__EXERCISE AIM__.
Copy the records below exactly, leaving out any pictures.

__DATA SHOWN__.
[START]

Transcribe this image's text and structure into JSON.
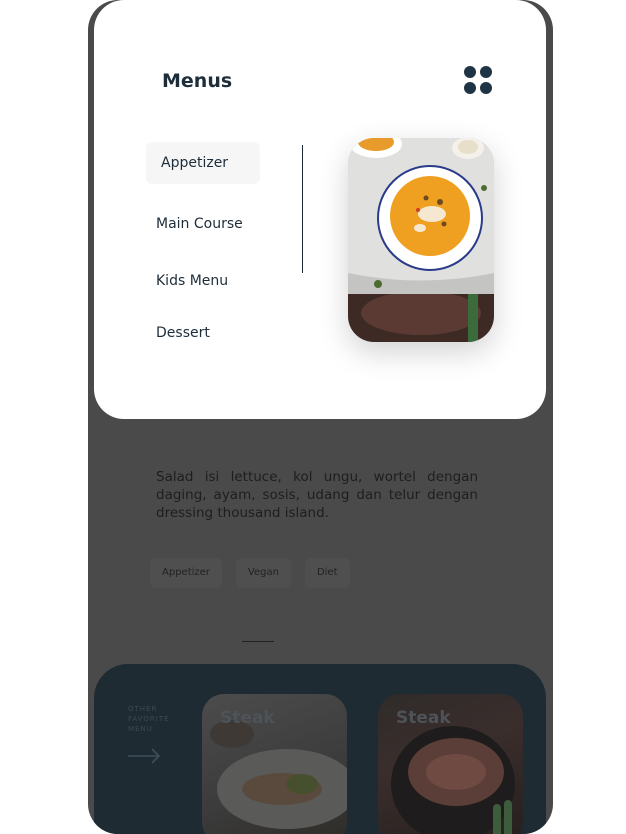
{
  "header": {
    "title": "Menus"
  },
  "menu": {
    "items": [
      {
        "label": "Appetizer"
      },
      {
        "label": "Main Course"
      },
      {
        "label": "Kids Menu"
      },
      {
        "label": "Dessert"
      }
    ]
  },
  "detail": {
    "description": "Salad isi lettuce, kol ungu, wortel dengan daging, ayam, sosis, udang dan telur dengan dressing thousand island.",
    "tags": [
      "Appetizer",
      "Vegan",
      "Diet"
    ]
  },
  "favorites": {
    "label": "OTHER FAVORITE MENU",
    "cards": [
      {
        "title": "Steak"
      },
      {
        "title": "Steak"
      }
    ]
  },
  "colors": {
    "primary": "#1d2d3a",
    "overlay": "#4a4a4a",
    "favorites_bg": "#1f2b33",
    "soup": "#f0a020"
  }
}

[END]

__COMPLETED TASK__.
Transcribe this image's text and structure into JSON.
{
  "header": {
    "title": "Menus"
  },
  "menu": {
    "items": [
      {
        "label": "Appetizer"
      },
      {
        "label": "Main Course"
      },
      {
        "label": "Kids Menu"
      },
      {
        "label": "Dessert"
      }
    ]
  },
  "detail": {
    "description": "Salad isi lettuce, kol ungu, wortel dengan daging, ayam, sosis, udang dan telur dengan dressing thousand island.",
    "tags": [
      "Appetizer",
      "Vegan",
      "Diet"
    ]
  },
  "favorites": {
    "label": "OTHER FAVORITE MENU",
    "cards": [
      {
        "title": "Steak"
      },
      {
        "title": "Steak"
      }
    ]
  },
  "colors": {
    "primary": "#1d2d3a",
    "overlay": "#4a4a4a",
    "favorites_bg": "#1f2b33",
    "soup": "#f0a020"
  }
}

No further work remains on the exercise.